Data excerpts:
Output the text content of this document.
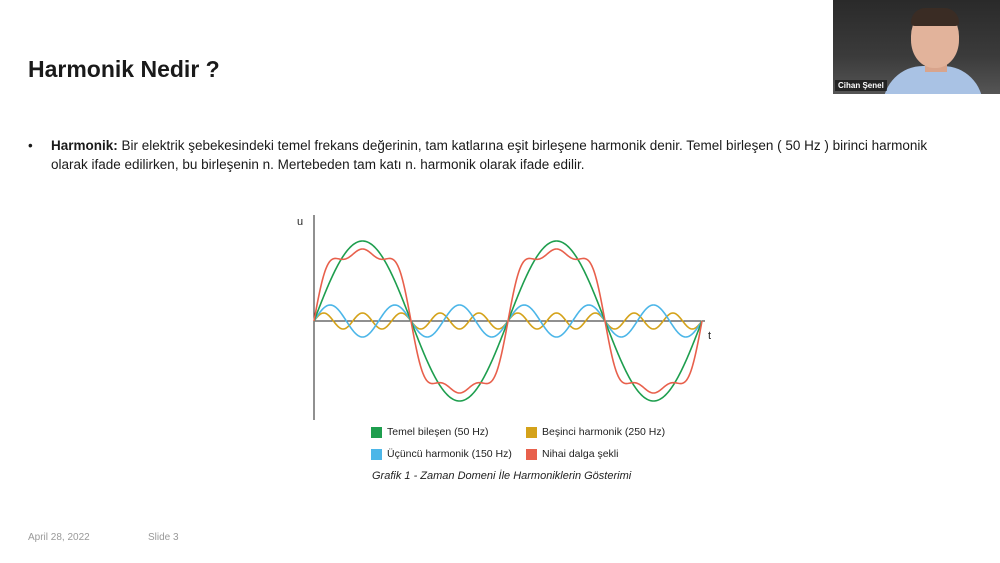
Harmonik Nedir ?
• Harmonik: Bir elektrik şebekesindeki temel frekans değerinin, tam katlarına eşit birleşene harmonik denir. Temel birleşen ( 50 Hz ) birinci harmonik olarak ifade edilirken, bu birleşenin n. Mertebeden tam katı n. harmonik olarak ifade edilir.
u
t
Temel bileşen (50 Hz)	Beşinci harmonik (250 Hz)
Üçüncü harmonik (150 Hz)	Nihai dalga şekli
Grafik 1 - Zaman Domeni İle Harmoniklerin Gösterimi
April 28, 2022	Slide 3
Cihan Şenel
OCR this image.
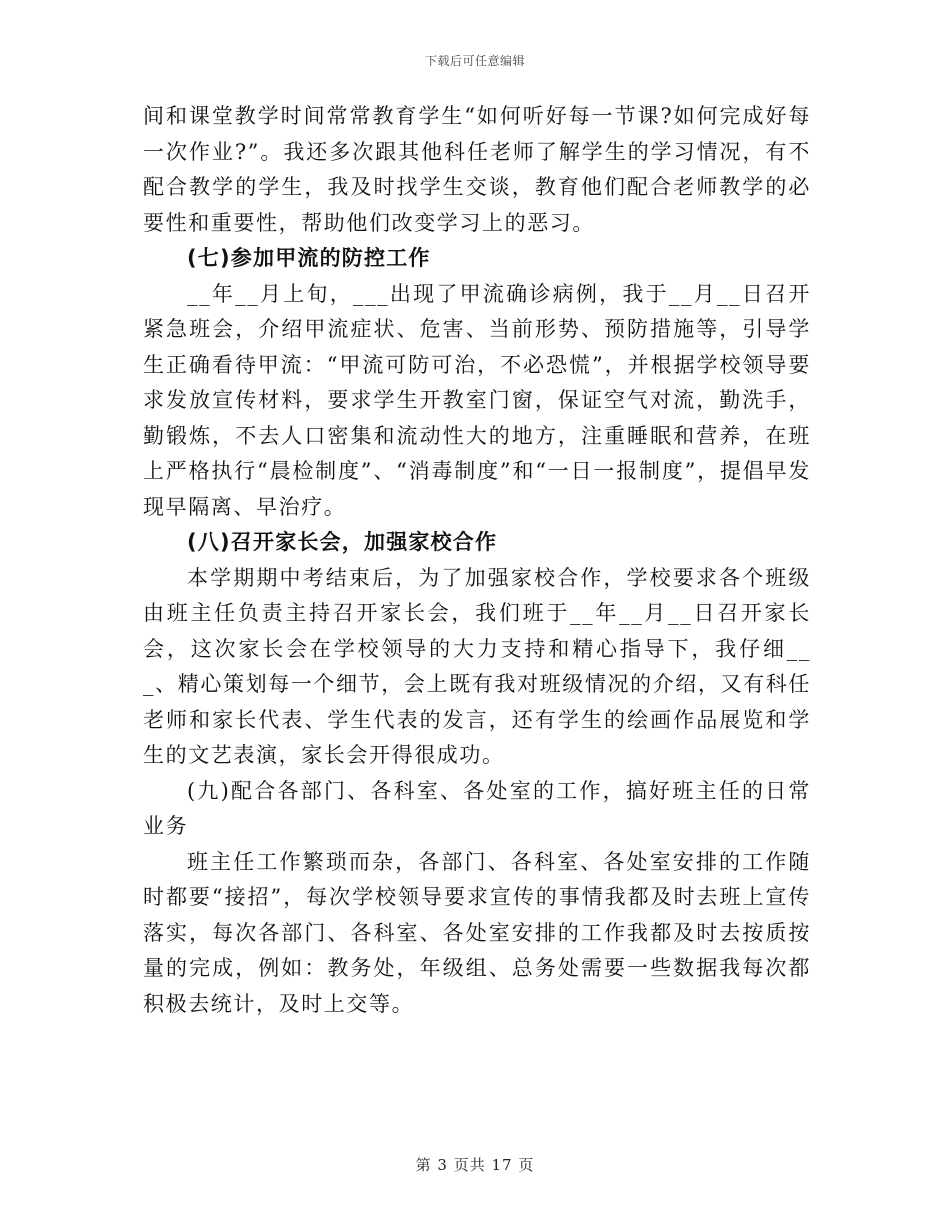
下载后可任意编辑

间和课堂教学时间常常教育学生“如何听好每一节课?如何完成好每一次作业?”。我还多次跟其他科任老师了解学生的学习情况，有不配合教学的学生，我及时找学生交谈，教育他们配合老师教学的必要性和重要性，帮助他们改变学习上的恶习。

(七)参加甲流的防控工作

__年__月上旬，___出现了甲流确诊病例，我于__月__日召开紧急班会，介绍甲流症状、危害、当前形势、预防措施等，引导学生正确看待甲流：“甲流可防可治，不必恐慌”，并根据学校领导要求发放宣传材料，要求学生开教室门窗，保证空气对流，勤洗手，勤锻炼，不去人口密集和流动性大的地方，注重睡眠和营养，在班上严格执行“晨检制度”、“消毒制度”和“一日一报制度”，提倡早发现早隔离、早治疗。

(八)召开家长会，加强家校合作

本学期期中考结束后，为了加强家校合作，学校要求各个班级由班主任负责主持召开家长会，我们班于__年__月__日召开家长会，这次家长会在学校领导的大力支持和精心指导下，我仔细___、精心策划每一个细节，会上既有我对班级情况的介绍，又有科任老师和家长代表、学生代表的发言，还有学生的绘画作品展览和学生的文艺表演，家长会开得很成功。

(九)配合各部门、各科室、各处室的工作，搞好班主任的日常业务

班主任工作繁琐而杂，各部门、各科室、各处室安排的工作随时都要“接招”，每次学校领导要求宣传的事情我都及时去班上宣传落实，每次各部门、各科室、各处室安排的工作我都及时去按质按量的完成，例如：教务处，年级组、总务处需要一些数据我每次都积极去统计，及时上交等。

第 3 页共 17 页
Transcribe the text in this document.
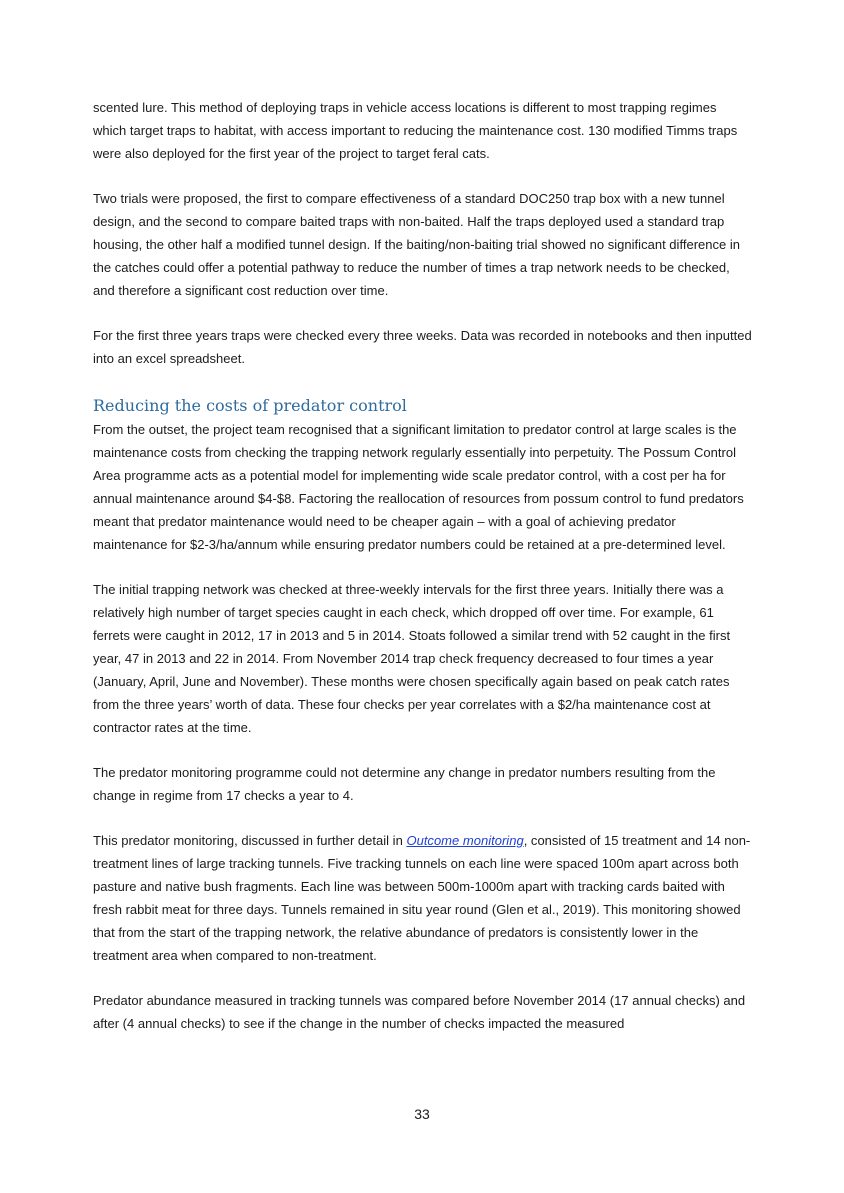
scented lure. This method of deploying traps in vehicle access locations is different to most trapping regimes which target traps to habitat, with access important to reducing the maintenance cost. 130 modified Timms traps were also deployed for the first year of the project to target feral cats.

Two trials were proposed, the first to compare effectiveness of a standard DOC250 trap box with a new tunnel design, and the second to compare baited traps with non-baited. Half the traps deployed used a standard trap housing, the other half a modified tunnel design. If the baiting/non-baiting trial showed no significant difference in the catches could offer a potential pathway to reduce the number of times a trap network needs to be checked, and therefore a significant cost reduction over time.

For the first three years traps were checked every three weeks. Data was recorded in notebooks and then inputted into an excel spreadsheet.

Reducing the costs of predator control

From the outset, the project team recognised that a significant limitation to predator control at large scales is the maintenance costs from checking the trapping network regularly essentially into perpetuity. The Possum Control Area programme acts as a potential model for implementing wide scale predator control, with a cost per ha for annual maintenance around $4-$8. Factoring the reallocation of resources from possum control to fund predators meant that predator maintenance would need to be cheaper again – with a goal of achieving predator maintenance for $2-3/ha/annum while ensuring predator numbers could be retained at a pre-determined level.

The initial trapping network was checked at three-weekly intervals for the first three years. Initially there was a relatively high number of target species caught in each check, which dropped off over time. For example, 61 ferrets were caught in 2012, 17 in 2013 and 5 in 2014. Stoats followed a similar trend with 52 caught in the first year, 47 in 2013 and 22 in 2014. From November 2014 trap check frequency decreased to four times a year (January, April, June and November). These months were chosen specifically again based on peak catch rates from the three years’ worth of data. These four checks per year correlates with a $2/ha maintenance cost at contractor rates at the time.

The predator monitoring programme could not determine any change in predator numbers resulting from the change in regime from 17 checks a year to 4.

This predator monitoring, discussed in further detail in Outcome monitoring, consisted of 15 treatment and 14 non-treatment lines of large tracking tunnels. Five tracking tunnels on each line were spaced 100m apart across both pasture and native bush fragments. Each line was between 500m-1000m apart with tracking cards baited with fresh rabbit meat for three days. Tunnels remained in situ year round (Glen et al., 2019). This monitoring showed that from the start of the trapping network, the relative abundance of predators is consistently lower in the treatment area when compared to non-treatment.

Predator abundance measured in tracking tunnels was compared before November 2014 (17 annual checks) and after (4 annual checks) to see if the change in the number of checks impacted the measured

33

[Exercise details] Tally up the lines holding the string "years" in this listing, and report the total alone.

[Full response] 2